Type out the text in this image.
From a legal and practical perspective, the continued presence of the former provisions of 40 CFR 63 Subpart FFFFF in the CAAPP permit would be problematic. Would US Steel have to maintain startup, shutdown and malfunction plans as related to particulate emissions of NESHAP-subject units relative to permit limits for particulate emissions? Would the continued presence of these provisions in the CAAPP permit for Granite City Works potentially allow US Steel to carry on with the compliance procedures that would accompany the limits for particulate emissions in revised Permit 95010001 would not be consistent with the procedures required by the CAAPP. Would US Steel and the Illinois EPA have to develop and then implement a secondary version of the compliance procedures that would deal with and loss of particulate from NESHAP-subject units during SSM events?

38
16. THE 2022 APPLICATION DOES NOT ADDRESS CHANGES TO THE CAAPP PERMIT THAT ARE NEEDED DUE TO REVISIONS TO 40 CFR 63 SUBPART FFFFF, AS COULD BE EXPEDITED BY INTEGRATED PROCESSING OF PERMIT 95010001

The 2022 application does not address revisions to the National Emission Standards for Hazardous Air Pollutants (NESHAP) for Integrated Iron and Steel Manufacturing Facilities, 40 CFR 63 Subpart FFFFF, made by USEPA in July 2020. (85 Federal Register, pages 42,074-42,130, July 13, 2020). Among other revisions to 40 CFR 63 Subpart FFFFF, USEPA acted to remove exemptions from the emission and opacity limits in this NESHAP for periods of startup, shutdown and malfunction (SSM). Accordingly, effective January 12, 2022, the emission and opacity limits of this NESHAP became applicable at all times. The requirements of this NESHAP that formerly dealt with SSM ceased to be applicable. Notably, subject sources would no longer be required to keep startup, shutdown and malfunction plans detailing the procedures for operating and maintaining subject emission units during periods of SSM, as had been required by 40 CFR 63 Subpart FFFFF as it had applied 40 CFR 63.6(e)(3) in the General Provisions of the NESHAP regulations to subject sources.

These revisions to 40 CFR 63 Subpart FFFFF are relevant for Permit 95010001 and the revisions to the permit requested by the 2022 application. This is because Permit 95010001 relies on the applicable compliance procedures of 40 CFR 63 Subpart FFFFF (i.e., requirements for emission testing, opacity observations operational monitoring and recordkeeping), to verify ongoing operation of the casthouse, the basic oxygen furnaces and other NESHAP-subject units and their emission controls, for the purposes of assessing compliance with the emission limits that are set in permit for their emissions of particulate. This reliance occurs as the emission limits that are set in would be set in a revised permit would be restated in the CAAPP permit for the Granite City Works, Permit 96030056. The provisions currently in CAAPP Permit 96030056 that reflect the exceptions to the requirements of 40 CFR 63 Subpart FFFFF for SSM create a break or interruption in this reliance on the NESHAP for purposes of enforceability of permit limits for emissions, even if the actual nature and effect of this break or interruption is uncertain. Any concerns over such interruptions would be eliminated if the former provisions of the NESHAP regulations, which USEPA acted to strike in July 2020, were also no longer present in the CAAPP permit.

What to do
Go through the listing and copy all of it exactly.

Response
Type out the text in this image.
From a legal and practical perspective, the continued presence of the former provisions of 40 CFR 63 Subpart FFFFF in the CAAPP permit would be problematic. Would US Steel have to maintain startup, shutdown and malfunction plans as related to particulate emissions of NESHAP-subject units relative to permit limits for particulate emissions? Would the continued presence of these provisions in the CAAPP permit for Granite City Works potentially allow US Steel to carry on with the compliance procedures that would accompany the limits for particulate emissions in revised Permit 95010001 would not be consistent with the procedures required by the CAAPP. Would US Steel and the Illinois EPA have to develop and then implement a secondary version of the compliance procedures that would deal with and loss of particulate from NESHAP-subject units during SSM events?

38
16. THE 2022 APPLICATION DOES NOT ADDRESS CHANGES TO THE CAAPP PERMIT THAT ARE NEEDED DUE TO REVISIONS TO 40 CFR 63 SUBPART FFFFF, AS COULD BE EXPEDITED BY INTEGRATED PROCESSING OF PERMIT 95010001

The 2022 application does not address revisions to the National Emission Standards for Hazardous Air Pollutants (NESHAP) for Integrated Iron and Steel Manufacturing Facilities, 40 CFR 63 Subpart FFFFF, made by USEPA in July 2020. (85 Federal Register, pages 42,074-42,130, July 13, 2020). Among other revisions to 40 CFR 63 Subpart FFFFF, USEPA acted to remove exemptions from the emission and opacity limits in this NESHAP for periods of startup, shutdown and malfunction (SSM). Accordingly, effective January 12, 2022, the emission and opacity limits of this NESHAP became applicable at all times. The requirements of this NESHAP that formerly dealt with SSM ceased to be applicable. Notably, subject sources would no longer be required to keep startup, shutdown and malfunction plans detailing the procedures for operating and maintaining subject emission units during periods of SSM, as had been required by 40 CFR 63 Subpart FFFFF as it had applied 40 CFR 63.6(e)(3) in the General Provisions of the NESHAP regulations to subject sources.

These revisions to 40 CFR 63 Subpart FFFFF are relevant for Permit 95010001 and the revisions to the permit requested by the 2022 application. This is because Permit 95010001 relies on the applicable compliance procedures of 40 CFR 63 Subpart FFFFF (i.e., requirements for emission testing, opacity observations operational monitoring and recordkeeping), to verify ongoing operation of the casthouse, the basic oxygen furnaces and other NESHAP-subject units and their emission controls, for the purposes of assessing compliance with the emission limits that are set in permit for their emissions of particulate. This reliance occurs as the emission limits that are set in would be set in a revised permit would be restated in the CAAPP permit for the Granite City Works, Permit 96030056. The provisions currently in CAAPP Permit 96030056 that reflect the exceptions to the requirements of 40 CFR 63 Subpart FFFFF for SSM create a break or interruption in this reliance on the NESHAP for purposes of enforceability of permit limits for emissions, even if the actual nature and effect of this break or interruption is uncertain. Any concerns over such interruptions would be eliminated if the former provisions of the NESHAP regulations, which USEPA acted to strike in July 2020, were also no longer present in the CAAPP permit.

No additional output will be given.